— Start RECORDS FOR PROCESSING —

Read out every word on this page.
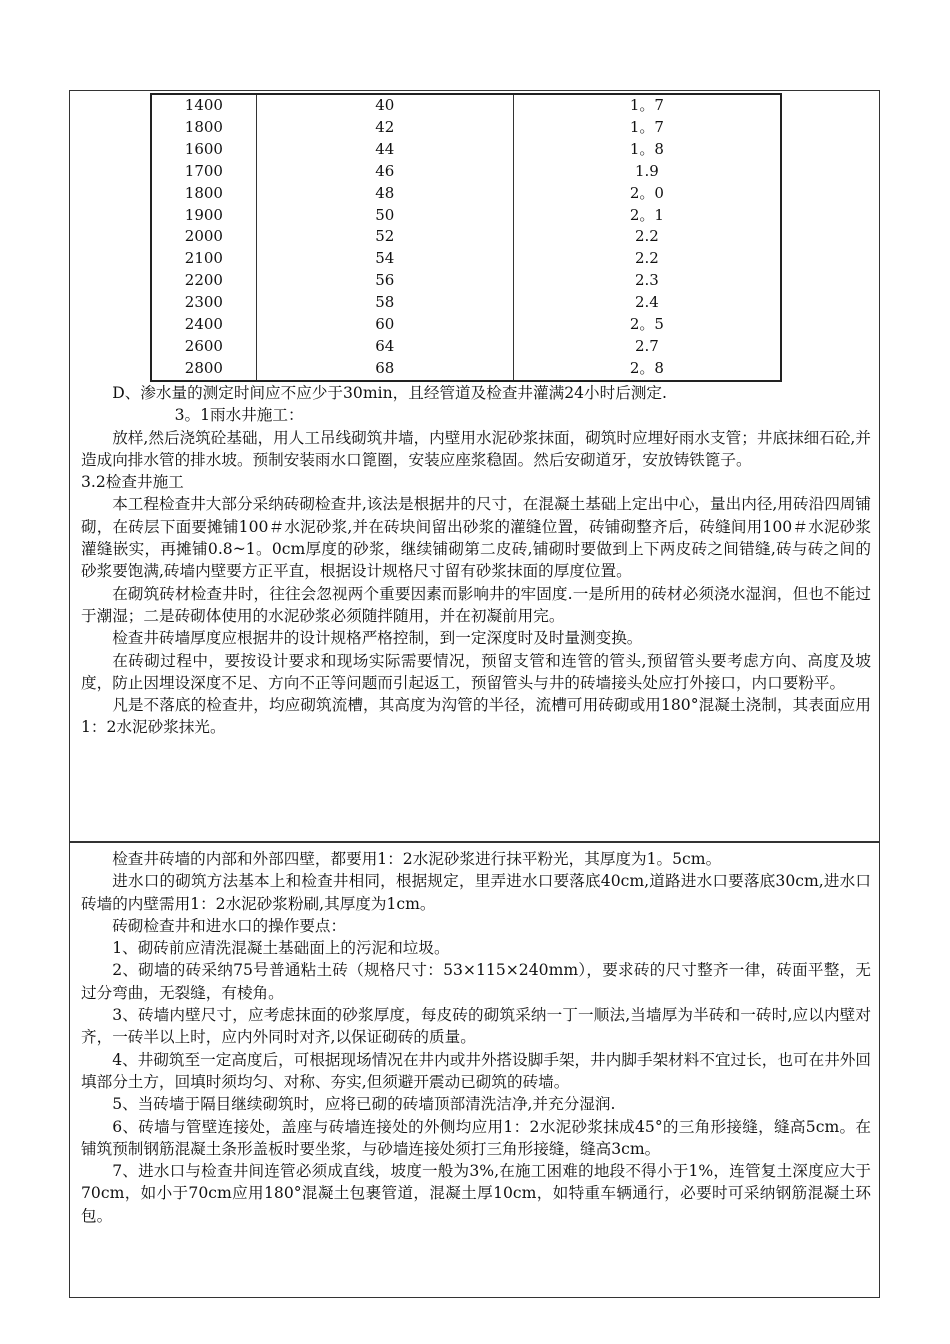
1400	40	1。7
1800	42	1。7
1600	44	1。8
1700	46	1.9
1800	48	2。0
1900	50	2。1
2000	52	2.2
2100	54	2.2
2200	56	2.3
2300	58	2.4
2400	60	2。5
2600	64	2.7
2800	68	2。8

D、渗水量的测定时间应不应少于30min，且经管道及检查井灌满24小时后测定.

3。1雨水井施工：

放样,然后浇筑砼基础，用人工吊线砌筑井墙，内壁用水泥砂浆抹面，砌筑时应埋好雨水支管；井底抹细石砼,并造成向排水管的排水坡。预制安装雨水口篦圈，安装应座浆稳固。然后安砌道牙，安放铸铁篦子。

3.2检查井施工

本工程检查井大部分采纳砖砌检查井,该法是根据井的尺寸，在混凝土基础上定出中心，量出内径,用砖沿四周铺砌，在砖层下面要摊铺100＃水泥砂浆,并在砖块间留出砂浆的灌缝位置，砖铺砌整齐后，砖缝间用100＃水泥砂浆灌缝嵌实，再摊铺0.8~1。0cm厚度的砂浆，继续铺砌第二皮砖,铺砌时要做到上下两皮砖之间错缝,砖与砖之间的砂浆要饱满,砖墙内壁要方正平直，根据设计规格尺寸留有砂浆抹面的厚度位置。

在砌筑砖材检查井时，往往会忽视两个重要因素而影响井的牢固度.一是所用的砖材必须浇水湿润，但也不能过于潮湿；二是砖砌体使用的水泥砂浆必须随拌随用，并在初凝前用完。

检查井砖墙厚度应根据井的设计规格严格控制，到一定深度时及时量测变换。

在砖砌过程中，要按设计要求和现场实际需要情况，预留支管和连管的管头,预留管头要考虑方向、高度及坡度，防止因埋设深度不足、方向不正等问题而引起返工，预留管头与井的砖墙接头处应打外接口，内口要粉平。

凡是不落底的检查井，均应砌筑流槽，其高度为沟管的半径，流槽可用砖砌或用180°混凝土浇制，其表面应用1：2水泥砂浆抹光。

检查井砖墙的内部和外部四壁，都要用1：2水泥砂浆进行抹平粉光，其厚度为1。5cm。

进水口的砌筑方法基本上和检查井相同，根据规定，里弄进水口要落底40cm,道路进水口要落底30cm,进水口砖墙的内壁需用1：2水泥砂浆粉刷,其厚度为1cm。

砖砌检查井和进水口的操作要点：

1、砌砖前应清洗混凝土基础面上的污泥和垃圾。

2、砌墙的砖采纳75号普通粘土砖（规格尺寸：53×115×240mm），要求砖的尺寸整齐一律，砖面平整，无过分弯曲，无裂缝，有棱角。

3、砖墙内壁尺寸，应考虑抹面的砂浆厚度，每皮砖的砌筑采纳一丁一顺法,当墙厚为半砖和一砖时,应以内壁对齐，一砖半以上时，应内外同时对齐,以保证砌砖的质量。

4、井砌筑至一定高度后，可根据现场情况在井内或井外搭设脚手架，井内脚手架材料不宜过长，也可在井外回填部分土方，回填时须均匀、对称、夯实,但须避开震动已砌筑的砖墙。

5、当砖墙于隔目继续砌筑时，应将已砌的砖墙顶部清洗洁净,并充分湿润.

6、砖墙与管壁连接处，盖座与砖墙连接处的外侧均应用1：2水泥砂浆抹成45°的三角形接缝，缝高5cm。在铺筑预制钢筋混凝土条形盖板时要坐浆，与砂墙连接处须打三角形接缝，缝高3cm。

7、进水口与检查井间连管必须成直线，坡度一般为3%,在施工困难的地段不得小于1%，连管复土深度应大于70cm，如小于70cm应用180°混凝土包裹管道，混凝土厚10cm，如特重车辆通行，必要时可采纳钢筋混凝土环包。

— End RECORDS FOR PROCESSING —

● GOAL
Copy every line of the data word for word, omitting the images.

● WRITTEN SOLUTION
Read out every word on this page.
1400	40	1。7
1800	42	1。7
1600	44	1。8
1700	46	1.9
1800	48	2。0
1900	50	2。1
2000	52	2.2
2100	54	2.2
2200	56	2.3
2300	58	2.4
2400	60	2。5
2600	64	2.7
2800	68	2。8

D、渗水量的测定时间应不应少于30min，且经管道及检查井灌满24小时后测定.

3。1雨水井施工：

放样,然后浇筑砼基础，用人工吊线砌筑井墙，内壁用水泥砂浆抹面，砌筑时应埋好雨水支管；井底抹细石砼,并造成向排水管的排水坡。预制安装雨水口篦圈，安装应座浆稳固。然后安砌道牙，安放铸铁篦子。

3.2检查井施工

本工程检查井大部分采纳砖砌检查井,该法是根据井的尺寸，在混凝土基础上定出中心，量出内径,用砖沿四周铺砌，在砖层下面要摊铺100＃水泥砂浆,并在砖块间留出砂浆的灌缝位置，砖铺砌整齐后，砖缝间用100＃水泥砂浆灌缝嵌实，再摊铺0.8~1。0cm厚度的砂浆，继续铺砌第二皮砖,铺砌时要做到上下两皮砖之间错缝,砖与砖之间的砂浆要饱满,砖墙内壁要方正平直，根据设计规格尺寸留有砂浆抹面的厚度位置。

在砌筑砖材检查井时，往往会忽视两个重要因素而影响井的牢固度.一是所用的砖材必须浇水湿润，但也不能过于潮湿；二是砖砌体使用的水泥砂浆必须随拌随用，并在初凝前用完。

检查井砖墙厚度应根据井的设计规格严格控制，到一定深度时及时量测变换。

在砖砌过程中，要按设计要求和现场实际需要情况，预留支管和连管的管头,预留管头要考虑方向、高度及坡度，防止因埋设深度不足、方向不正等问题而引起返工，预留管头与井的砖墙接头处应打外接口，内口要粉平。

凡是不落底的检查井，均应砌筑流槽，其高度为沟管的半径，流槽可用砖砌或用180°混凝土浇制，其表面应用1：2水泥砂浆抹光。

检查井砖墙的内部和外部四壁，都要用1：2水泥砂浆进行抹平粉光，其厚度为1。5cm。

进水口的砌筑方法基本上和检查井相同，根据规定，里弄进水口要落底40cm,道路进水口要落底30cm,进水口砖墙的内壁需用1：2水泥砂浆粉刷,其厚度为1cm。

砖砌检查井和进水口的操作要点：

1、砌砖前应清洗混凝土基础面上的污泥和垃圾。

2、砌墙的砖采纳75号普通粘土砖（规格尺寸：53×115×240mm），要求砖的尺寸整齐一律，砖面平整，无过分弯曲，无裂缝，有棱角。

3、砖墙内壁尺寸，应考虑抹面的砂浆厚度，每皮砖的砌筑采纳一丁一顺法,当墙厚为半砖和一砖时,应以内壁对齐，一砖半以上时，应内外同时对齐,以保证砌砖的质量。

4、井砌筑至一定高度后，可根据现场情况在井内或井外搭设脚手架，井内脚手架材料不宜过长，也可在井外回填部分土方，回填时须均匀、对称、夯实,但须避开震动已砌筑的砖墙。

5、当砖墙于隔目继续砌筑时，应将已砌的砖墙顶部清洗洁净,并充分湿润.

6、砖墙与管壁连接处，盖座与砖墙连接处的外侧均应用1：2水泥砂浆抹成45°的三角形接缝，缝高5cm。在铺筑预制钢筋混凝土条形盖板时要坐浆，与砂墙连接处须打三角形接缝，缝高3cm。

7、进水口与检查井间连管必须成直线，坡度一般为3%,在施工困难的地段不得小于1%，连管复土深度应大于70cm，如小于70cm应用180°混凝土包裹管道，混凝土厚10cm，如特重车辆通行，必要时可采纳钢筋混凝土环包。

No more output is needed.